(Items from a dataset)

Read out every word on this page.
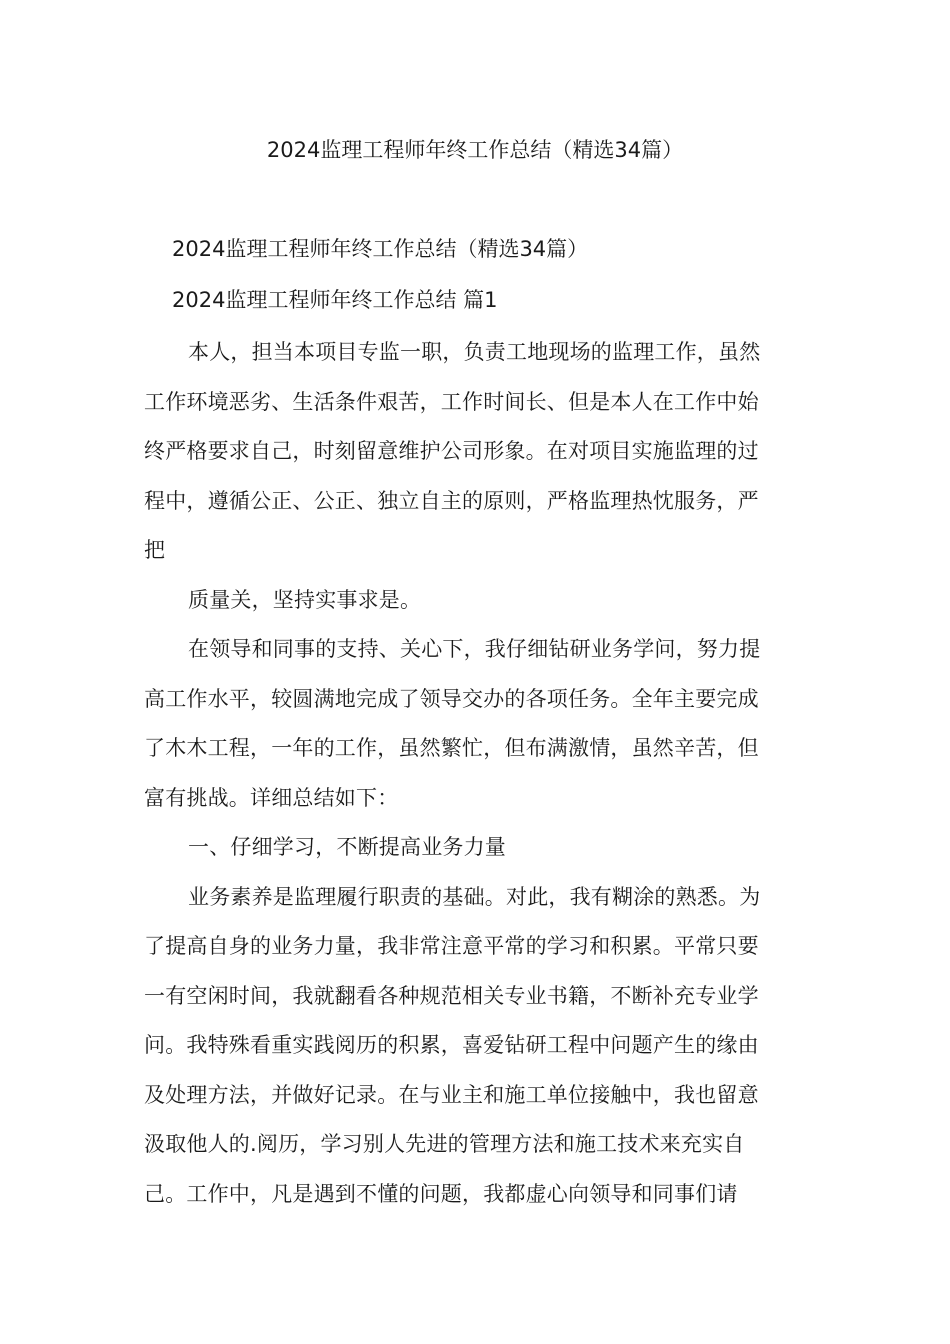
2024监理工程师年终工作总结（精选34篇）
2024监理工程师年终工作总结（精选34篇）
2024监理工程师年终工作总结 篇1

本人，担当本项目专监一职，负责工地现场的监理工作，虽然
工作环境恶劣、生活条件艰苦，工作时间长、但是本人在工作中始
终严格要求自己，时刻留意维护公司形象。在对项目实施监理的过
程中，遵循公正、公正、独立自主的原则，严格监理热忱服务，严
把

质量关，坚持实事求是。

在领导和同事的支持、关心下，我仔细钻研业务学问，努力提
高工作水平，较圆满地完成了领导交办的各项任务。全年主要完成
了木木工程，一年的工作，虽然繁忙，但布满激情，虽然辛苦，但
富有挑战。详细总结如下：

一、仔细学习，不断提高业务力量

业务素养是监理履行职责的基础。对此，我有糊涂的熟悉。为
了提高自身的业务力量，我非常注意平常的学习和积累。平常只要
一有空闲时间，我就翻看各种规范相关专业书籍，不断补充专业学
问。我特殊看重实践阅历的积累，喜爱钻研工程中问题产生的缘由
及处理方法，并做好记录。在与业主和施工单位接触中，我也留意
汲取他人的.阅历，学习别人先进的管理方法和施工技术来充实自
己。工作中，凡是遇到不懂的问题，我都虚心向领导和同事们请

- _Exercise prompt_:
Reproduce every line precisely as given, omitting all pictures.

- _Task result_:
Read out every word on this page.
2024监理工程师年终工作总结（精选34篇）
2024监理工程师年终工作总结（精选34篇）
2024监理工程师年终工作总结 篇1

本人，担当本项目专监一职，负责工地现场的监理工作，虽然
工作环境恶劣、生活条件艰苦，工作时间长、但是本人在工作中始
终严格要求自己，时刻留意维护公司形象。在对项目实施监理的过
程中，遵循公正、公正、独立自主的原则，严格监理热忱服务，严
把

质量关，坚持实事求是。

在领导和同事的支持、关心下，我仔细钻研业务学问，努力提
高工作水平，较圆满地完成了领导交办的各项任务。全年主要完成
了木木工程，一年的工作，虽然繁忙，但布满激情，虽然辛苦，但
富有挑战。详细总结如下：

一、仔细学习，不断提高业务力量

业务素养是监理履行职责的基础。对此，我有糊涂的熟悉。为
了提高自身的业务力量，我非常注意平常的学习和积累。平常只要
一有空闲时间，我就翻看各种规范相关专业书籍，不断补充专业学
问。我特殊看重实践阅历的积累，喜爱钻研工程中问题产生的缘由
及处理方法，并做好记录。在与业主和施工单位接触中，我也留意
汲取他人的.阅历，学习别人先进的管理方法和施工技术来充实自
己。工作中，凡是遇到不懂的问题，我都虚心向领导和同事们请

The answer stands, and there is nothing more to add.